(What to work on): Please transcribe the listing below in full and word for word, without its pictures.
------------------------------------------------
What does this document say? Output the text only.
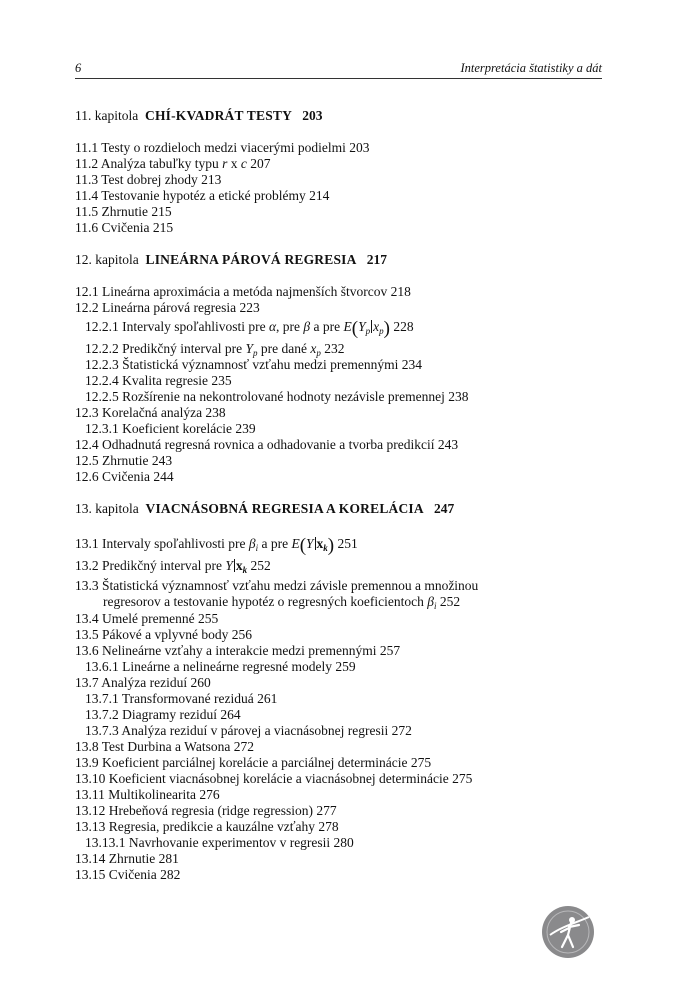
6	Interpretácia štatistiky a dát
11. kapitola CHÍ-KVADRÁT TESTY 203
11.1 Testy o rozdieloch medzi viacerými podielmi 203
11.2 Analýza tabuľky typu r x c 207
11.3 Test dobrej zhody 213
11.4 Testovanie hypotéz a etické problémy 214
11.5 Zhrnutie 215
11.6 Cvičenia 215
12. kapitola LINEÁRNA PÁROVÁ REGRESIA 217
12.1 Lineárna aproximácia a metóda najmenších štvorcov 218
12.2 Lineárna párová regresia 223
12.2.1 Intervaly spoľahlivosti pre α, pre β a pre $E(Y_p$ $x_p$) 228
12.2.2 Predikčný interval pre $Y_p$ pre dané $x_p$ 232
12.2.3 Štatistická významnosť vzťahu medzi premennými 234
12.2.4 Kvalita regresie 235
12.2.5 Rozšírenie na nekontrolované hodnoty nezávisle premennej 238
12.3 Korelačná analýza 238
12.3.1 Koeficient korelácie 239
12.4 Odhadnutá regresná rovnica a odhadovanie a tvorba predikcií 243
12.5 Zhrnutie 243
12.6 Cvičenia 244
13. kapitola VIACNÁSOBNÁ REGRESIA A KORELÁCIA 247
13.1 Intervaly spoľahlivosti pre $\beta_i$ a pre E(Y $x_k$) 251
13.2 Predikčný interval pre Y $x_k$ 252
13.3 Štatistická významnosť vzťahu medzi závisle premennou a množinou
regresorov a testovanie hypotéz o regresných koeficientoch $\beta_i$ 252
13.4 Umelé premenné 255
13.5 Pákové a vplyvné body 256
13.6 Nelineárne vzťahy a interakcie medzi premennými 257
13.6.1 Lineárne a nelineárne regresné modely 259
13.7 Analýza reziduí 260
13.7.1 Transformované reziduá 261
13.7.2 Diagramy reziduí 264
13.7.3 Analýza reziduí v párovej a viacnásobnej regresii 272
13.8 Test Durbina a Watsona 272
13.9 Koeficient parciálnej korelácie a parciálnej determinácie 275
13.10 Koeficient viacnásobnej korelácie a viacnásobnej determinácie 275
13.11 Multikolinearita 276
13.12 Hrebeňová regresia (ridge regression) 277
13.13 Regresia, predikcie a kauzálne vzťahy 278
13.13.1 Navrhovanie experimentov v regresii 280
13.14 Zhrnutie 281
13.15 Cvičenia 282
------------------------------------------------
(Solution for this problem):
What does this document say? Output the text only.
6	Interpretácia štatistiky a dát
11. kapitola CHÍ-KVADRÁT TESTY 203
11.1 Testy o rozdieloch medzi viacerými podielmi 203
11.2 Analýza tabuľky typu r x c 207
11.3 Test dobrej zhody 213
11.4 Testovanie hypotéz a etické problémy 214
11.5 Zhrnutie 215
11.6 Cvičenia 215
12. kapitola LINEÁRNA PÁROVÁ REGRESIA 217
12.1 Lineárna aproximácia a metóda najmenších štvorcov 218
12.2 Lineárna párová regresia 223
12.2.1 Intervaly spoľahlivosti pre α, pre β a pre $E(Y_p$ $x_p$) 228
12.2.2 Predikčný interval pre $Y_p$ pre dané $x_p$ 232
12.2.3 Štatistická významnosť vzťahu medzi premennými 234
12.2.4 Kvalita regresie 235
12.2.5 Rozšírenie na nekontrolované hodnoty nezávisle premennej 238
12.3 Korelačná analýza 238
12.3.1 Koeficient korelácie 239
12.4 Odhadnutá regresná rovnica a odhadovanie a tvorba predikcií 243
12.5 Zhrnutie 243
12.6 Cvičenia 244
13. kapitola VIACNÁSOBNÁ REGRESIA A KORELÁCIA 247
13.1 Intervaly spoľahlivosti pre $\beta_i$ a pre E(Y $x_k$) 251
13.2 Predikčný interval pre Y $x_k$ 252
13.3 Štatistická významnosť vzťahu medzi závisle premennou a množinou
regresorov a testovanie hypotéz o regresných koeficientoch $\beta_i$ 252
13.4 Umelé premenné 255
13.5 Pákové a vplyvné body 256
13.6 Nelineárne vzťahy a interakcie medzi premennými 257
13.6.1 Lineárne a nelineárne regresné modely 259
13.7 Analýza reziduí 260
13.7.1 Transformované reziduá 261
13.7.2 Diagramy reziduí 264
13.7.3 Analýza reziduí v párovej a viacnásobnej regresii 272
13.8 Test Durbina a Watsona 272
13.9 Koeficient parciálnej korelácie a parciálnej determinácie 275
13.10 Koeficient viacnásobnej korelácie a viacnásobnej determinácie 275
13.11 Multikolinearita 276
13.12 Hrebeňová regresia (ridge regression) 277
13.13 Regresia, predikcie a kauzálne vzťahy 278
13.13.1 Navrhovanie experimentov v regresii 280
13.14 Zhrnutie 281
13.15 Cvičenia 282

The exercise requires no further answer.